▶ **Short exercise**: Transcribe the records that follow. Keep every word exactly, and drop the pictures.

▶ **Provided data**:
▼

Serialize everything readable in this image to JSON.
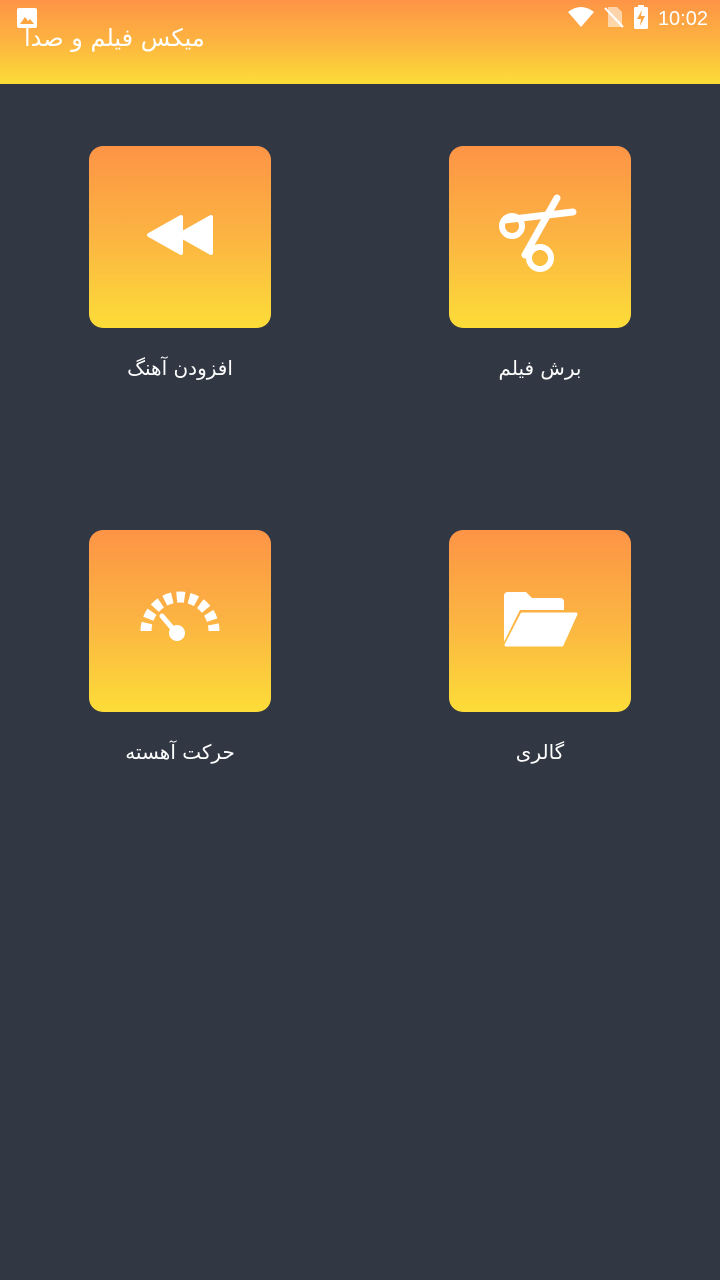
{
  "status_bar": {
    "time": "10:02",
    "icons": [
      "image-notification-icon",
      "wifi-icon",
      "no-sim-icon",
      "battery-charging-icon"
    ]
  },
  "app_bar": {
    "title": "میکس فیلم و صدا"
  },
  "grid": {
    "items": [
      {
        "label": "برش فیلم",
        "icon": "scissors-icon"
      },
      {
        "label": "افزودن آهنگ",
        "icon": "rewind-icon"
      },
      {
        "label": "گالری",
        "icon": "folder-open-icon"
      },
      {
        "label": "حرکت آهسته",
        "icon": "speedometer-icon"
      }
    ]
  },
  "colors": {
    "background": "#323843",
    "gradient_top": "#fd9446",
    "gradient_bottom": "#fcdd38",
    "text": "#ffffff"
  }
}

▲

▶ **Exercise result**:
Serialize everything readable in this image to JSON.
{
  "status_bar": {
    "time": "10:02",
    "icons": [
      "image-notification-icon",
      "wifi-icon",
      "no-sim-icon",
      "battery-charging-icon"
    ]
  },
  "app_bar": {
    "title": "میکس فیلم و صدا"
  },
  "grid": {
    "items": [
      {
        "label": "برش فیلم",
        "icon": "scissors-icon"
      },
      {
        "label": "افزودن آهنگ",
        "icon": "rewind-icon"
      },
      {
        "label": "گالری",
        "icon": "folder-open-icon"
      },
      {
        "label": "حرکت آهسته",
        "icon": "speedometer-icon"
      }
    ]
  },
  "colors": {
    "background": "#323843",
    "gradient_top": "#fd9446",
    "gradient_bottom": "#fcdd38",
    "text": "#ffffff"
  }
}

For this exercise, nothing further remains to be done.